** BEGIN DATA ROWS **

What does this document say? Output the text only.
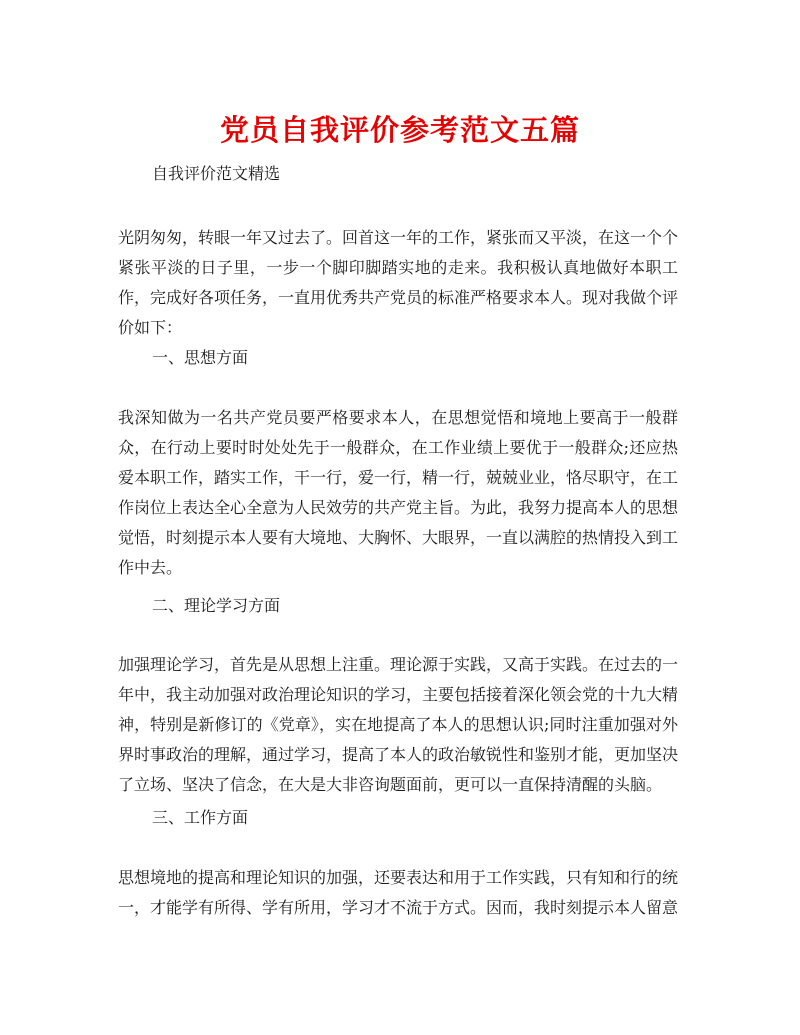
党员自我评价参考范文五篇
自我评价范文精选

光阴匆匆，转眼一年又过去了。回首这一年的工作，紧张而又平淡，在这一个个紧张平淡的日子里，一步一个脚印脚踏实地的走来。我积极认真地做好本职工作，完成好各项任务，一直用优秀共产党员的标准严格要求本人。现对我做个评价如下：

一、思想方面

我深知做为一名共产党员要严格要求本人，在思想觉悟和境地上要高于一般群众，在行动上要时时处处先于一般群众，在工作业绩上要优于一般群众;还应热爱本职工作，踏实工作，干一行，爱一行，精一行，兢兢业业，恪尽职守，在工作岗位上表达全心全意为人民效劳的共产党主旨。为此，我努力提高本人的思想觉悟，时刻提示本人要有大境地、大胸怀、大眼界，一直以满腔的热情投入到工作中去。

二、理论学习方面

加强理论学习，首先是从思想上注重。理论源于实践，又高于实践。在过去的一年中，我主动加强对政治理论知识的学习，主要包括接着深化领会党的十九大精神，特别是新修订的《党章》，实在地提高了本人的思想认识;同时注重加强对外界时事政治的理解，通过学习，提高了本人的政治敏锐性和鉴别才能，更加坚决了立场、坚决了信念，在大是大非咨询题面前，更可以一直保持清醒的头脑。

三、工作方面

思想境地的提高和理论知识的加强，还要表达和用于工作实践，只有知和行的统一，才能学有所得、学有所用，学习才不流于方式。因而，我时刻提示本人留意
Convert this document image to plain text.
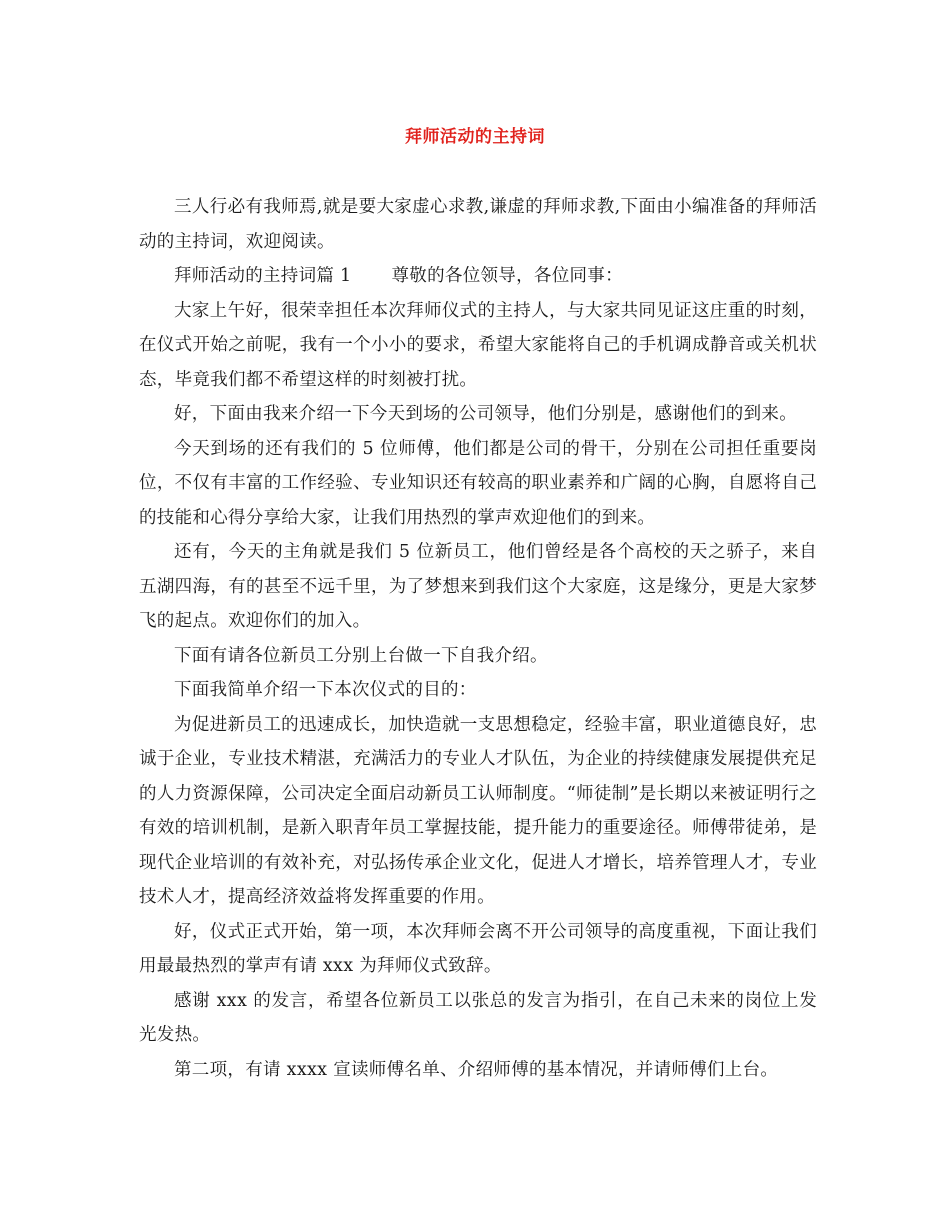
拜师活动的主持词

三人行必有我师焉,就是要大家虚心求教,谦虚的拜师求教,下面由小编准备的拜师活动的主持词，欢迎阅读。

拜师活动的主持词篇 1 尊敬的各位领导，各位同事：

大家上午好，很荣幸担任本次拜师仪式的主持人，与大家共同见证这庄重的时刻，在仪式开始之前呢，我有一个小小的要求，希望大家能将自己的手机调成静音或关机状态，毕竟我们都不希望这样的时刻被打扰。

好，下面由我来介绍一下今天到场的公司领导，他们分别是，感谢他们的到来。

今天到场的还有我们的 5 位师傅，他们都是公司的骨干，分别在公司担任重要岗位，不仅有丰富的工作经验、专业知识还有较高的职业素养和广阔的心胸，自愿将自己的技能和心得分享给大家，让我们用热烈的掌声欢迎他们的到来。

还有，今天的主角就是我们 5 位新员工，他们曾经是各个高校的天之骄子，来自五湖四海，有的甚至不远千里，为了梦想来到我们这个大家庭，这是缘分，更是大家梦飞的起点。欢迎你们的加入。

下面有请各位新员工分别上台做一下自我介绍。

下面我简单介绍一下本次仪式的目的：

为促进新员工的迅速成长，加快造就一支思想稳定，经验丰富，职业道德良好，忠诚于企业，专业技术精湛，充满活力的专业人才队伍，为企业的持续健康发展提供充足的人力资源保障，公司决定全面启动新员工认师制度。“师徒制”是长期以来被证明行之有效的培训机制，是新入职青年员工掌握技能，提升能力的重要途径。师傅带徒弟，是现代企业培训的有效补充，对弘扬传承企业文化，促进人才增长，培养管理人才，专业技术人才，提高经济效益将发挥重要的作用。

好，仪式正式开始，第一项，本次拜师会离不开公司领导的高度重视，下面让我们用最最热烈的掌声有请 xxx 为拜师仪式致辞。

感谢 xxx 的发言，希望各位新员工以张总的发言为指引，在自己未来的岗位上发光发热。

第二项，有请 xxxx 宣读师傅名单、介绍师傅的基本情况，并请师傅们上台。
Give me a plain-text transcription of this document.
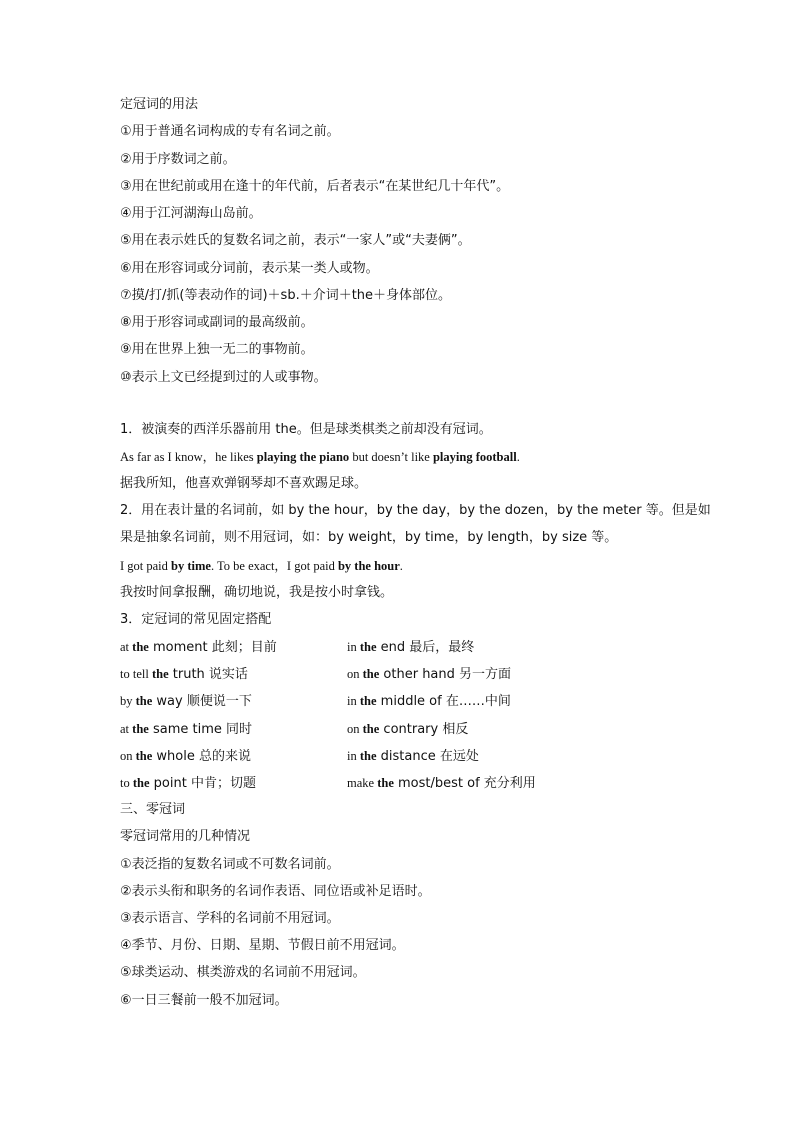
定冠词的用法
①用于普通名词构成的专有名词之前。
②用于序数词之前。
③用在世纪前或用在逢十的年代前，后者表示“在某世纪几十年代”。
④用于江河湖海山岛前。
⑤用在表示姓氏的复数名词之前，表示“一家人”或“夫妻俩”。
⑥用在形容词或分词前，表示某一类人或物。
⑦摸/打/抓(等表动作的词)＋sb.＋介词＋the＋身体部位。
⑧用于形容词或副词的最高级前。
⑨用在世界上独一无二的事物前。
⑩表示上文已经提到过的人或事物。
1．被演奏的西洋乐器前用 the。但是球类棋类之前却没有冠词。
As far as I know，he likes playing the piano but doesn’t like playing football.
据我所知，他喜欢弹钢琴却不喜欢踢足球。
2．用在表计量的名词前，如 by the hour，by the day，by the dozen，by the meter 等。但是如
果是抽象名词前，则不用冠词，如：by weight，by time，by length，by size 等。
I got paid by time. To be exact，I got paid by the hour.
我按时间拿报酬，确切地说，我是按小时拿钱。
3．定冠词的常见固定搭配
at the moment 此刻；目前	in the end 最后，最终
to tell the truth 说实话	on the other hand 另一方面
by the way 顺便说一下	in the middle of 在……中间
at the same time 同时	on the contrary 相反
on the whole 总的来说	in the distance 在远处
to the point 中肯；切题	make the most/best of 充分利用
三、零冠词
零冠词常用的几种情况
①表泛指的复数名词或不可数名词前。
②表示头衔和职务的名词作表语、同位语或补足语时。
③表示语言、学科的名词前不用冠词。
④季节、月份、日期、星期、节假日前不用冠词。
⑤球类运动、棋类游戏的名词前不用冠词。
⑥一日三餐前一般不加冠词。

** END DATA ROWS **

— EXERCISE BRIEF —
Using the data above, write out every line exactly, leaving the images behind.

— RESPONSE —
What does this document say? Output the text only.
党员自我评价参考范文五篇
自我评价范文精选

光阴匆匆，转眼一年又过去了。回首这一年的工作，紧张而又平淡，在这一个个紧张平淡的日子里，一步一个脚印脚踏实地的走来。我积极认真地做好本职工作，完成好各项任务，一直用优秀共产党员的标准严格要求本人。现对我做个评价如下：

一、思想方面

我深知做为一名共产党员要严格要求本人，在思想觉悟和境地上要高于一般群众，在行动上要时时处处先于一般群众，在工作业绩上要优于一般群众;还应热爱本职工作，踏实工作，干一行，爱一行，精一行，兢兢业业，恪尽职守，在工作岗位上表达全心全意为人民效劳的共产党主旨。为此，我努力提高本人的思想觉悟，时刻提示本人要有大境地、大胸怀、大眼界，一直以满腔的热情投入到工作中去。

二、理论学习方面

加强理论学习，首先是从思想上注重。理论源于实践，又高于实践。在过去的一年中，我主动加强对政治理论知识的学习，主要包括接着深化领会党的十九大精神，特别是新修订的《党章》，实在地提高了本人的思想认识;同时注重加强对外界时事政治的理解，通过学习，提高了本人的政治敏锐性和鉴别才能，更加坚决了立场、坚决了信念，在大是大非咨询题面前，更可以一直保持清醒的头脑。

三、工作方面

思想境地的提高和理论知识的加强，还要表达和用于工作实践，只有知和行的统一，才能学有所得、学有所用，学习才不流于方式。因而，我时刻提示本人留意
Convert this document image to plain text.
拜师活动的主持词

三人行必有我师焉,就是要大家虚心求教,谦虚的拜师求教,下面由小编准备的拜师活动的主持词，欢迎阅读。

拜师活动的主持词篇 1 尊敬的各位领导，各位同事：

大家上午好，很荣幸担任本次拜师仪式的主持人，与大家共同见证这庄重的时刻，在仪式开始之前呢，我有一个小小的要求，希望大家能将自己的手机调成静音或关机状态，毕竟我们都不希望这样的时刻被打扰。

好，下面由我来介绍一下今天到场的公司领导，他们分别是，感谢他们的到来。

今天到场的还有我们的 5 位师傅，他们都是公司的骨干，分别在公司担任重要岗位，不仅有丰富的工作经验、专业知识还有较高的职业素养和广阔的心胸，自愿将自己的技能和心得分享给大家，让我们用热烈的掌声欢迎他们的到来。

还有，今天的主角就是我们 5 位新员工，他们曾经是各个高校的天之骄子，来自五湖四海，有的甚至不远千里，为了梦想来到我们这个大家庭，这是缘分，更是大家梦飞的起点。欢迎你们的加入。

下面有请各位新员工分别上台做一下自我介绍。

下面我简单介绍一下本次仪式的目的：

为促进新员工的迅速成长，加快造就一支思想稳定，经验丰富，职业道德良好，忠诚于企业，专业技术精湛，充满活力的专业人才队伍，为企业的持续健康发展提供充足的人力资源保障，公司决定全面启动新员工认师制度。“师徒制”是长期以来被证明行之有效的培训机制，是新入职青年员工掌握技能，提升能力的重要途径。师傅带徒弟，是现代企业培训的有效补充，对弘扬传承企业文化，促进人才增长，培养管理人才，专业技术人才，提高经济效益将发挥重要的作用。

好，仪式正式开始，第一项，本次拜师会离不开公司领导的高度重视，下面让我们用最最热烈的掌声有请 xxx 为拜师仪式致辞。

感谢 xxx 的发言，希望各位新员工以张总的发言为指引，在自己未来的岗位上发光发热。

第二项，有请 xxxx 宣读师傅名单、介绍师傅的基本情况，并请师傅们上台。
Give me a plain-text transcription of this document.
定冠词的用法
①用于普通名词构成的专有名词之前。
②用于序数词之前。
③用在世纪前或用在逢十的年代前，后者表示“在某世纪几十年代”。
④用于江河湖海山岛前。
⑤用在表示姓氏的复数名词之前，表示“一家人”或“夫妻俩”。
⑥用在形容词或分词前，表示某一类人或物。
⑦摸/打/抓(等表动作的词)＋sb.＋介词＋the＋身体部位。
⑧用于形容词或副词的最高级前。
⑨用在世界上独一无二的事物前。
⑩表示上文已经提到过的人或事物。
1．被演奏的西洋乐器前用 the。但是球类棋类之前却没有冠词。
As far as I know，he likes playing the piano but doesn’t like playing football.
据我所知，他喜欢弹钢琴却不喜欢踢足球。
2．用在表计量的名词前，如 by the hour，by the day，by the dozen，by the meter 等。但是如
果是抽象名词前，则不用冠词，如：by weight，by time，by length，by size 等。
I got paid by time. To be exact，I got paid by the hour.
我按时间拿报酬，确切地说，我是按小时拿钱。
3．定冠词的常见固定搭配
at the moment 此刻；目前	in the end 最后，最终
to tell the truth 说实话	on the other hand 另一方面
by the way 顺便说一下	in the middle of 在……中间
at the same time 同时	on the contrary 相反
on the whole 总的来说	in the distance 在远处
to the point 中肯；切题	make the most/best of 充分利用
三、零冠词
零冠词常用的几种情况
①表泛指的复数名词或不可数名词前。
②表示头衔和职务的名词作表语、同位语或补足语时。
③表示语言、学科的名词前不用冠词。
④季节、月份、日期、星期、节假日前不用冠词。
⑤球类运动、棋类游戏的名词前不用冠词。
⑥一日三餐前一般不加冠词。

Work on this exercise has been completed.